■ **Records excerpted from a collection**
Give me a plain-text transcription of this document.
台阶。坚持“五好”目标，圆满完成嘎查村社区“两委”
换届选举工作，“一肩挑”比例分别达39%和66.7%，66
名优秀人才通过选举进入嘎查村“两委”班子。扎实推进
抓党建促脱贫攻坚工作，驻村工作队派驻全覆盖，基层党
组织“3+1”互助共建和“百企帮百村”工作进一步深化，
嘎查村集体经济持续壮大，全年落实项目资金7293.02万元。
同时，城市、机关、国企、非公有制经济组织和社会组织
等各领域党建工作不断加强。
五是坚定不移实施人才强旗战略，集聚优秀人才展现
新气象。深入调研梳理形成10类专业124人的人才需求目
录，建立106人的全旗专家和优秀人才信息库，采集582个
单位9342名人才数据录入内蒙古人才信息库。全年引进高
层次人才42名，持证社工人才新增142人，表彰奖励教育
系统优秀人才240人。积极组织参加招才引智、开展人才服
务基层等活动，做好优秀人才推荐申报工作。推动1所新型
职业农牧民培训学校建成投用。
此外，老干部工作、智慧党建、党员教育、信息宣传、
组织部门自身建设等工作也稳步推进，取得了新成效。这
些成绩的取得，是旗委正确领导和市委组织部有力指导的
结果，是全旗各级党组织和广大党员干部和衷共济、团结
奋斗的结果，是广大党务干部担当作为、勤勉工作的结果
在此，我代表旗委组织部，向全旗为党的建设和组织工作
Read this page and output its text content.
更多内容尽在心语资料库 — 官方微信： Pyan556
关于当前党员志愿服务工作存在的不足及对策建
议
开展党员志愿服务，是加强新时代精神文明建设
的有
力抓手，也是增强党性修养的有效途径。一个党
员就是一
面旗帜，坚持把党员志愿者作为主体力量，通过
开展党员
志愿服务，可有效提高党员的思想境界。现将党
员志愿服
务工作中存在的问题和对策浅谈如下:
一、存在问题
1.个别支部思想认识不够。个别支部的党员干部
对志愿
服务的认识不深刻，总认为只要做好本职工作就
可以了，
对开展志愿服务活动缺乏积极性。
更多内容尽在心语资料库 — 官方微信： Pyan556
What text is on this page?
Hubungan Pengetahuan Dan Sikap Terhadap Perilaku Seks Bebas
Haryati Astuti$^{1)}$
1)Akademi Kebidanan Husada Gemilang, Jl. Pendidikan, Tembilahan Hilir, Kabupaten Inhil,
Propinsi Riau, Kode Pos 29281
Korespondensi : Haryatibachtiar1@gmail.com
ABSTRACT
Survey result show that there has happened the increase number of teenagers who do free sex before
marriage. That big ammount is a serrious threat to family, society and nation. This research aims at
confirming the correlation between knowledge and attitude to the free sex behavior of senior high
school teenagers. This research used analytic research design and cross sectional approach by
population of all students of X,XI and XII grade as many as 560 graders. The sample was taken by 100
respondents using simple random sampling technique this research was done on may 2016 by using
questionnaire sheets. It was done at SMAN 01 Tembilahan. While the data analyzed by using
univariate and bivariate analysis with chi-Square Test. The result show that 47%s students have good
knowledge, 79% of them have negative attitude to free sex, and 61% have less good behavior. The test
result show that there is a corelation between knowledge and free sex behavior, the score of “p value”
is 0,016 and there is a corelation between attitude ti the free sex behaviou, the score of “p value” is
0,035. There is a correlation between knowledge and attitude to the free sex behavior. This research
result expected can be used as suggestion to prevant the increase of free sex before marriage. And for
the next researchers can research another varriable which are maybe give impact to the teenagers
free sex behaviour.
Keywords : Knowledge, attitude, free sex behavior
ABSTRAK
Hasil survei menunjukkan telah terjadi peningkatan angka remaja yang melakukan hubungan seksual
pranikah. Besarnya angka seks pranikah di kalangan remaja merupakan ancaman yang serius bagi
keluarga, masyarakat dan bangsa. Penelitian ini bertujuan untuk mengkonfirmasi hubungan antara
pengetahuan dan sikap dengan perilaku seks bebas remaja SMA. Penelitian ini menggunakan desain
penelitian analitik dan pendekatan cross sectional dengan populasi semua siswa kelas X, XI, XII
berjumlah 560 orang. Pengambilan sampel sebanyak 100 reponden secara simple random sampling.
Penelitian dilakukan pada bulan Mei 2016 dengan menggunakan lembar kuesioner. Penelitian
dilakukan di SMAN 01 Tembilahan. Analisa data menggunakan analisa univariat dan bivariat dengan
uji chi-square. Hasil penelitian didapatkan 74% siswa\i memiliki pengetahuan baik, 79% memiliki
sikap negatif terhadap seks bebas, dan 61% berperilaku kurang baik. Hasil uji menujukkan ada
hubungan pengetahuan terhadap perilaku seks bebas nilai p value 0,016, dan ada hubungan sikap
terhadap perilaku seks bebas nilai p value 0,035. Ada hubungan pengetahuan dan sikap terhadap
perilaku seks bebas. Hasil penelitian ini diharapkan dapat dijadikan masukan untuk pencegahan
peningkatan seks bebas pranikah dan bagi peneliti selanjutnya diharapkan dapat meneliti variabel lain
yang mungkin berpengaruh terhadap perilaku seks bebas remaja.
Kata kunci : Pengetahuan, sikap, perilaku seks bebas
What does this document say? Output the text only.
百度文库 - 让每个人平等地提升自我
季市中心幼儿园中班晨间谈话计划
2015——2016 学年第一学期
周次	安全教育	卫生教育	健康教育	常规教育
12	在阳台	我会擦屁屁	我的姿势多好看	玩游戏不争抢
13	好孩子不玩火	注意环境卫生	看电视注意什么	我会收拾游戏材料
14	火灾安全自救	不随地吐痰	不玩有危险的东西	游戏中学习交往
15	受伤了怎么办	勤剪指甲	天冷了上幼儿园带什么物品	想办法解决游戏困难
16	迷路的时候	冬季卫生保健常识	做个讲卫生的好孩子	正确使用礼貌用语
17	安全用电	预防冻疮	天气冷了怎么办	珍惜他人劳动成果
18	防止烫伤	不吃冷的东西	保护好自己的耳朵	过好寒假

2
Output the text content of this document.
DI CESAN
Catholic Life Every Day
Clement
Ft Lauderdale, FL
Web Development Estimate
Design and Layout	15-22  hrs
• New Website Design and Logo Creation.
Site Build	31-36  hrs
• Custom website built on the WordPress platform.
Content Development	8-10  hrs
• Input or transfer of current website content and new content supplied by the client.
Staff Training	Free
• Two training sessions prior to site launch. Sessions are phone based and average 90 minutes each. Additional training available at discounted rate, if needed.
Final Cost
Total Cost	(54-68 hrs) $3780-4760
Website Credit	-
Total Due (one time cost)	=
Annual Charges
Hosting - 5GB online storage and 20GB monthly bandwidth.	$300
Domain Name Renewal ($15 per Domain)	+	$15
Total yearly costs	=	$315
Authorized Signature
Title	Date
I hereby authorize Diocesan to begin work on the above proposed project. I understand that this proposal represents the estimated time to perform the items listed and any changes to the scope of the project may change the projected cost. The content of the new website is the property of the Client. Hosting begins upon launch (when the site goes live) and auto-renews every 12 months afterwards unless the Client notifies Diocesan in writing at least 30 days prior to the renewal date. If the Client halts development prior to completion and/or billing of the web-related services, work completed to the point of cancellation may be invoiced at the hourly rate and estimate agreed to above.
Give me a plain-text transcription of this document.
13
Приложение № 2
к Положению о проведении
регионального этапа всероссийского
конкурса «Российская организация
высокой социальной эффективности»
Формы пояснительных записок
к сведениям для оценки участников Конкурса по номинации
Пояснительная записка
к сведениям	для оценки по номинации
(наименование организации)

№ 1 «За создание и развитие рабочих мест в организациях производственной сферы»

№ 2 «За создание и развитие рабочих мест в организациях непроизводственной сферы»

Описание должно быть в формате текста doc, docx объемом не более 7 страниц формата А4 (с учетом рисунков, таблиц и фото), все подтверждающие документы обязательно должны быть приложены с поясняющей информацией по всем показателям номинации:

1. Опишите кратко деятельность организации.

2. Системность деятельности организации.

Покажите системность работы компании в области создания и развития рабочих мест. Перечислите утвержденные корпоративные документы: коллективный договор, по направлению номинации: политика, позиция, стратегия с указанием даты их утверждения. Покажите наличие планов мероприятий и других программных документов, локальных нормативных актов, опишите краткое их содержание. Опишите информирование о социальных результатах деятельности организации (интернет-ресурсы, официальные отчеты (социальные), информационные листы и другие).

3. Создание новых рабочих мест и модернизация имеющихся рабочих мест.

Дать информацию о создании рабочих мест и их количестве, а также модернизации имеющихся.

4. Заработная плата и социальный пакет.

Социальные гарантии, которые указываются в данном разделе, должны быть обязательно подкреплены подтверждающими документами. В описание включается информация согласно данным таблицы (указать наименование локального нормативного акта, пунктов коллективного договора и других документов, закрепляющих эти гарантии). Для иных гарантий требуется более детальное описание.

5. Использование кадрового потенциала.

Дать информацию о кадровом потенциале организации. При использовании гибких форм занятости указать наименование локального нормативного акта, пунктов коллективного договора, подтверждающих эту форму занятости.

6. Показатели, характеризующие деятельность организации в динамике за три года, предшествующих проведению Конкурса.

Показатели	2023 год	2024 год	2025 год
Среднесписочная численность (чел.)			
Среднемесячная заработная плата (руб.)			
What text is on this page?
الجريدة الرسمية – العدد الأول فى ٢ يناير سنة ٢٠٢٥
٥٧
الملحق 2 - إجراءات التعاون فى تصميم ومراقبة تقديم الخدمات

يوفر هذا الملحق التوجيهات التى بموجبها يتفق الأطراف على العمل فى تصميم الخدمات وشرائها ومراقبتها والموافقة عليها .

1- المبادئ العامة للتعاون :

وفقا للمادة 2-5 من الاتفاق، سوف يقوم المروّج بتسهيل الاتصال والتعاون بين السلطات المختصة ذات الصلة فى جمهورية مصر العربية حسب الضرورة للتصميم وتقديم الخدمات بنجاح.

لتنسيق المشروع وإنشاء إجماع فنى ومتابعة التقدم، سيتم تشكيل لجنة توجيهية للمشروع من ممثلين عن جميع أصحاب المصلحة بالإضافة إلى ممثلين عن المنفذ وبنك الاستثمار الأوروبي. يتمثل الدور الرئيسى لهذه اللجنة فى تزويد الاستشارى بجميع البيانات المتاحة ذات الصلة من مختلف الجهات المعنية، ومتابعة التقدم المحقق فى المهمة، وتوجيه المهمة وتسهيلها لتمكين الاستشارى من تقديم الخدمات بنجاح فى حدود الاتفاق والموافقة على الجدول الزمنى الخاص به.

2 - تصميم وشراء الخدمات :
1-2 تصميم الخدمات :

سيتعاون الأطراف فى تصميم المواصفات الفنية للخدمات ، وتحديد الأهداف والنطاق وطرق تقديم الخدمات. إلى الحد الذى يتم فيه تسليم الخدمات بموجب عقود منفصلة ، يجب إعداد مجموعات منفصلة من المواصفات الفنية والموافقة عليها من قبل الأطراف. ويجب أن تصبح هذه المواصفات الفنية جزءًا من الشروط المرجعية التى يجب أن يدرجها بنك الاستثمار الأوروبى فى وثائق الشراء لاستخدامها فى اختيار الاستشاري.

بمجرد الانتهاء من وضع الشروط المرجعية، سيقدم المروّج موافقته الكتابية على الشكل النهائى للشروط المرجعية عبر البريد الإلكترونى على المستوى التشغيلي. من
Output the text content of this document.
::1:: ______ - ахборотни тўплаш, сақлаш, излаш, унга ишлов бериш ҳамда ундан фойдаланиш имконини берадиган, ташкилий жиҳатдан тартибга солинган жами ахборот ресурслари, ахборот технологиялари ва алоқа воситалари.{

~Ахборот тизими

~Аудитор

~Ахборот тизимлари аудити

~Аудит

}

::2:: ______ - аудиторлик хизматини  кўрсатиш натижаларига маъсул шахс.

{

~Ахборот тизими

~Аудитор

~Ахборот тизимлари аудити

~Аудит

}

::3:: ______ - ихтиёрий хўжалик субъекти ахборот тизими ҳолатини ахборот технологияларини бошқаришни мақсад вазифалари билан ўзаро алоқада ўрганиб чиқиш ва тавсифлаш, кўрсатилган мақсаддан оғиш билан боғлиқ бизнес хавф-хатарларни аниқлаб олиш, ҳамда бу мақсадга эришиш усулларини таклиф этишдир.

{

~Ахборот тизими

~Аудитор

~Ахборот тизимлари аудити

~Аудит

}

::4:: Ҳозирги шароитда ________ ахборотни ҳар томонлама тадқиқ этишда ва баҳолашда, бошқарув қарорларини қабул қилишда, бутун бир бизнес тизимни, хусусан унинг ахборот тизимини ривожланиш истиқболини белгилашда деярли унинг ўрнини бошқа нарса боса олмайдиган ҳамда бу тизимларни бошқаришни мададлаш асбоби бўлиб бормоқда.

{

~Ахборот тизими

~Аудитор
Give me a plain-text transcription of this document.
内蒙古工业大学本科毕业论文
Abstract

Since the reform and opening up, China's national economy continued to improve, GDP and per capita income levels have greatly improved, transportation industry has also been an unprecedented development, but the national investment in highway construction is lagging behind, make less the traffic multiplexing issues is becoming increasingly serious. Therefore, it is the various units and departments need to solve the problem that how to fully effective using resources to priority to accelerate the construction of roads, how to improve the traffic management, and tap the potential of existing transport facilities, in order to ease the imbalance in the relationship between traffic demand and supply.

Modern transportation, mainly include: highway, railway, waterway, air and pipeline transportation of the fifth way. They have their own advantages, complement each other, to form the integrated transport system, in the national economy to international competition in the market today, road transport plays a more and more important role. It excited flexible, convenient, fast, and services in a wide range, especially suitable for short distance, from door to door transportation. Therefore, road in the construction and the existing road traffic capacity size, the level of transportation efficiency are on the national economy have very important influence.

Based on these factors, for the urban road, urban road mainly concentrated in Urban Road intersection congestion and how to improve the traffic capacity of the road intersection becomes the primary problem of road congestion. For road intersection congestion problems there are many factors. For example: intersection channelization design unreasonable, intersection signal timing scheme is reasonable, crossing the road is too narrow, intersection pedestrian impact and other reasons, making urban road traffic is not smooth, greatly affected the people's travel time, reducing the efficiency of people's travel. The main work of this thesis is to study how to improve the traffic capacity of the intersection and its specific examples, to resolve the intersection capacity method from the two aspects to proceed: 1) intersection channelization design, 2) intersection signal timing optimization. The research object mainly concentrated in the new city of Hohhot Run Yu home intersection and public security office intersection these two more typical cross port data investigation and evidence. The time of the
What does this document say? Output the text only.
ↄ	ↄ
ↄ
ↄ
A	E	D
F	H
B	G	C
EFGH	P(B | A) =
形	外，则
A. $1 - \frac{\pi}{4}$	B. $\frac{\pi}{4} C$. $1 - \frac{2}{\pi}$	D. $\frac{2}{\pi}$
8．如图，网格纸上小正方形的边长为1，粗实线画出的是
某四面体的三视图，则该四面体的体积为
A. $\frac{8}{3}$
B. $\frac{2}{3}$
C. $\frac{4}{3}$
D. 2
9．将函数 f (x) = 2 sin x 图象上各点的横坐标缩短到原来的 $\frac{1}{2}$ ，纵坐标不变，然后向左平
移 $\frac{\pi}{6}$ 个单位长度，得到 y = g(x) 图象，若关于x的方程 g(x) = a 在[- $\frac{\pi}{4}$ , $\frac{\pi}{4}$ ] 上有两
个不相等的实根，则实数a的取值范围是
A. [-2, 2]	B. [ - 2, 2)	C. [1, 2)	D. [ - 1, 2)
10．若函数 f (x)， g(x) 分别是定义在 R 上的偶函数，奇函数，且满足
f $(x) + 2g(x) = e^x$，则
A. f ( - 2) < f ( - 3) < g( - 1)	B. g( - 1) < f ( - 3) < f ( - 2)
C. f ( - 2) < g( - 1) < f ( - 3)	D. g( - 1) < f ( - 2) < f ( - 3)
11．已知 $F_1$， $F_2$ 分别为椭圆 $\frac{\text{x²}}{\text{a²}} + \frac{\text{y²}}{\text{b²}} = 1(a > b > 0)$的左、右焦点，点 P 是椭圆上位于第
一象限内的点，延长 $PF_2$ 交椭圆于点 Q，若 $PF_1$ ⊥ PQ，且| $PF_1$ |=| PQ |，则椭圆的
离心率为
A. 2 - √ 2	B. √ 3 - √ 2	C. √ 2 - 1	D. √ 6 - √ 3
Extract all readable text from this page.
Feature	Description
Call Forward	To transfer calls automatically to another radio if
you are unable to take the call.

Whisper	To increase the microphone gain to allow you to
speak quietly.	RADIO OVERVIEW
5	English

■ **WHAT YOU HAVE TO DO**
Set down nothing but the lines from the one with "Extract all readable text from this page." through the end of the records, keeping each line exactly as written and including both ends.

■ **RESULT**
Extract all readable text from this page.
Feature	Description
Call Forward	To transfer calls automatically to another radio if
you are unable to take the call.

Whisper	To increase the microphone gain to allow you to
speak quietly.	RADIO OVERVIEW
5	English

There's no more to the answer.